- _REQUIREMENT_: Every entry needs to be reproduced exactly.

- _RECORDS FOR THE EXERCISE_:
═══
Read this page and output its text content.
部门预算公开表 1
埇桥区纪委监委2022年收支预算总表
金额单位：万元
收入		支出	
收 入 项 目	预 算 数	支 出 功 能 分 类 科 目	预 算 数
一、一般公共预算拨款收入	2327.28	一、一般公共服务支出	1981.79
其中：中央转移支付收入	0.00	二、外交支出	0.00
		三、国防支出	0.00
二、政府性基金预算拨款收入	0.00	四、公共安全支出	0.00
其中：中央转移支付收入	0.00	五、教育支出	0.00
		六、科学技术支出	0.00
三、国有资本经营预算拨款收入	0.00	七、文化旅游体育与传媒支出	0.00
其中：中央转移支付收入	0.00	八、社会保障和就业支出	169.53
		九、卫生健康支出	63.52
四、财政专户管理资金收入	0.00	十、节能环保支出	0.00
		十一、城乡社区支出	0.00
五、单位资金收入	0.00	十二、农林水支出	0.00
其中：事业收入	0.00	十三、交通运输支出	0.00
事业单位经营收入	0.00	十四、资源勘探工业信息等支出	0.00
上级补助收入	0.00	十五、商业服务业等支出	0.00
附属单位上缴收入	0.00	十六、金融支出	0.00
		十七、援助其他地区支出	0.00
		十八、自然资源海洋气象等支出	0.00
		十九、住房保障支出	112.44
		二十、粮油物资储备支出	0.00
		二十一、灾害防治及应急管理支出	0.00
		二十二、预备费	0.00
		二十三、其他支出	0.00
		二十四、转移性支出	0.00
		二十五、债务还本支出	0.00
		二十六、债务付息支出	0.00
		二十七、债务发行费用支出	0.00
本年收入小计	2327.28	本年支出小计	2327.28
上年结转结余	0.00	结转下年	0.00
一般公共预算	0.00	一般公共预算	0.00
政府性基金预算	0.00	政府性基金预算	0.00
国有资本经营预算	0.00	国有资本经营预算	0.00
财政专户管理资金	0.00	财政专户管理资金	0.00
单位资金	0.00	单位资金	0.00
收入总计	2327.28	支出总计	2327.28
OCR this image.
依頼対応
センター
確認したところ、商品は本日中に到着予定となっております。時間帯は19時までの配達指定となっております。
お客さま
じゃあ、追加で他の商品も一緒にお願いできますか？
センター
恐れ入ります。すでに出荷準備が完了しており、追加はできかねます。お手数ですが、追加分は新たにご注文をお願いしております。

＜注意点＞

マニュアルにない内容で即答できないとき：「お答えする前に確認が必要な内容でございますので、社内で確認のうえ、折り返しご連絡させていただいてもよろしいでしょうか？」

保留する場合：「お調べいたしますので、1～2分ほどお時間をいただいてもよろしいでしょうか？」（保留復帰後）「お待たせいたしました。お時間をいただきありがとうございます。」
═══
- _IN RESPONSE_:
Read this page and output its text content.
部门预算公开表 1
埇桥区纪委监委2022年收支预算总表
金额单位：万元
收入		支出	
收 入 项 目	预 算 数	支 出 功 能 分 类 科 目	预 算 数
一、一般公共预算拨款收入	2327.28	一、一般公共服务支出	1981.79
其中：中央转移支付收入	0.00	二、外交支出	0.00
		三、国防支出	0.00
二、政府性基金预算拨款收入	0.00	四、公共安全支出	0.00
其中：中央转移支付收入	0.00	五、教育支出	0.00
		六、科学技术支出	0.00
三、国有资本经营预算拨款收入	0.00	七、文化旅游体育与传媒支出	0.00
其中：中央转移支付收入	0.00	八、社会保障和就业支出	169.53
		九、卫生健康支出	63.52
四、财政专户管理资金收入	0.00	十、节能环保支出	0.00
		十一、城乡社区支出	0.00
五、单位资金收入	0.00	十二、农林水支出	0.00
其中：事业收入	0.00	十三、交通运输支出	0.00
事业单位经营收入	0.00	十四、资源勘探工业信息等支出	0.00
上级补助收入	0.00	十五、商业服务业等支出	0.00
附属单位上缴收入	0.00	十六、金融支出	0.00
		十七、援助其他地区支出	0.00
		十八、自然资源海洋气象等支出	0.00
		十九、住房保障支出	112.44
		二十、粮油物资储备支出	0.00
		二十一、灾害防治及应急管理支出	0.00
		二十二、预备费	0.00
		二十三、其他支出	0.00
		二十四、转移性支出	0.00
		二十五、债务还本支出	0.00
		二十六、债务付息支出	0.00
		二十七、债务发行费用支出	0.00
本年收入小计	2327.28	本年支出小计	2327.28
上年结转结余	0.00	结转下年	0.00
一般公共预算	0.00	一般公共预算	0.00
政府性基金预算	0.00	政府性基金预算	0.00
国有资本经营预算	0.00	国有资本经营预算	0.00
财政专户管理资金	0.00	财政专户管理资金	0.00
单位资金	0.00	单位资金	0.00
收入总计	2327.28	支出总计	2327.28
OCR this image.
依頼対応
センター
確認したところ、商品は本日中に到着予定となっております。時間帯は19時までの配達指定となっております。
お客さま
じゃあ、追加で他の商品も一緒にお願いできますか？
センター
恐れ入ります。すでに出荷準備が完了しており、追加はできかねます。お手数ですが、追加分は新たにご注文をお願いしております。

＜注意点＞

マニュアルにない内容で即答できないとき：「お答えする前に確認が必要な内容でございますので、社内で確認のうえ、折り返しご連絡させていただいてもよろしいでしょうか？」

保留する場合：「お調べいたしますので、1～2分ほどお時間をいただいてもよろしいでしょうか？」（保留復帰後）「お待たせいたしました。お時間をいただきありがとうございます。」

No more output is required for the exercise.